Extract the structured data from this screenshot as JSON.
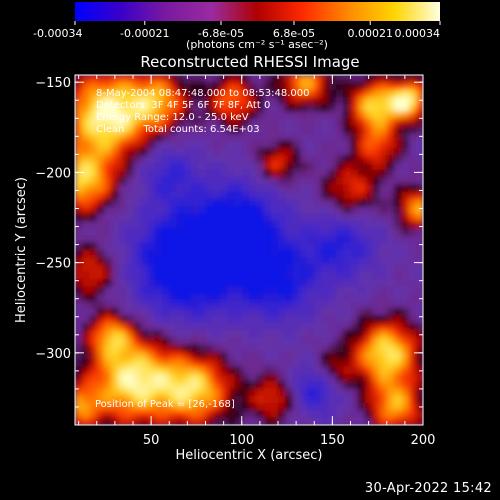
{
  "colorbar": {
    "ticks": [
      "-0.00034",
      "-0.00021",
      "-6.8e-05",
      "6.8e-05",
      "0.00021",
      "0.00034"
    ],
    "unit_label": "(photons cm⁻² s⁻¹ asec⁻²)",
    "range": [
      -0.00034,
      0.00034
    ],
    "colors": [
      "#0000ff",
      "#3a00c8",
      "#7a1aa0",
      "#9a2aa0",
      "#b00000",
      "#ff2a00",
      "#ff8a00",
      "#ffd400",
      "#ffffe0"
    ]
  },
  "chart_data": {
    "type": "heatmap",
    "title": "Reconstructed RHESSI Image",
    "xlabel": "Heliocentric X (arcsec)",
    "ylabel": "Heliocentric Y (arcsec)",
    "xlim": [
      8,
      200
    ],
    "ylim": [
      -340,
      -146
    ],
    "xticks": [
      50,
      100,
      150,
      200
    ],
    "yticks": [
      -150,
      -200,
      -250,
      -300
    ],
    "xminor_step": 10,
    "yminor_step": 10,
    "annotations": [
      "8-May-2004 08:47:48.000 to 08:53:48.000",
      "Detectors: 3F 4F 5F 6F 7F 8F, Att 0",
      "Energy Range: 12.0 - 25.0 keV",
      "Clean      Total counts: 6.54E+03"
    ],
    "peak_label": "Position of Peak = [26,-168]",
    "peak": [
      26,
      -168
    ]
  },
  "footer": {
    "timestamp": "30-Apr-2022 15:42"
  }
}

* [DIRECTION] Repeat the data above exactly, but not the pictures.

* [SOLVED PROBLEM]
Extract the structured data from this screenshot as JSON.
{
  "colorbar": {
    "ticks": [
      "-0.00034",
      "-0.00021",
      "-6.8e-05",
      "6.8e-05",
      "0.00021",
      "0.00034"
    ],
    "unit_label": "(photons cm⁻² s⁻¹ asec⁻²)",
    "range": [
      -0.00034,
      0.00034
    ],
    "colors": [
      "#0000ff",
      "#3a00c8",
      "#7a1aa0",
      "#9a2aa0",
      "#b00000",
      "#ff2a00",
      "#ff8a00",
      "#ffd400",
      "#ffffe0"
    ]
  },
  "chart_data": {
    "type": "heatmap",
    "title": "Reconstructed RHESSI Image",
    "xlabel": "Heliocentric X (arcsec)",
    "ylabel": "Heliocentric Y (arcsec)",
    "xlim": [
      8,
      200
    ],
    "ylim": [
      -340,
      -146
    ],
    "xticks": [
      50,
      100,
      150,
      200
    ],
    "yticks": [
      -150,
      -200,
      -250,
      -300
    ],
    "xminor_step": 10,
    "yminor_step": 10,
    "annotations": [
      "8-May-2004 08:47:48.000 to 08:53:48.000",
      "Detectors: 3F 4F 5F 6F 7F 8F, Att 0",
      "Energy Range: 12.0 - 25.0 keV",
      "Clean      Total counts: 6.54E+03"
    ],
    "peak_label": "Position of Peak = [26,-168]",
    "peak": [
      26,
      -168
    ]
  },
  "footer": {
    "timestamp": "30-Apr-2022 15:42"
  }
}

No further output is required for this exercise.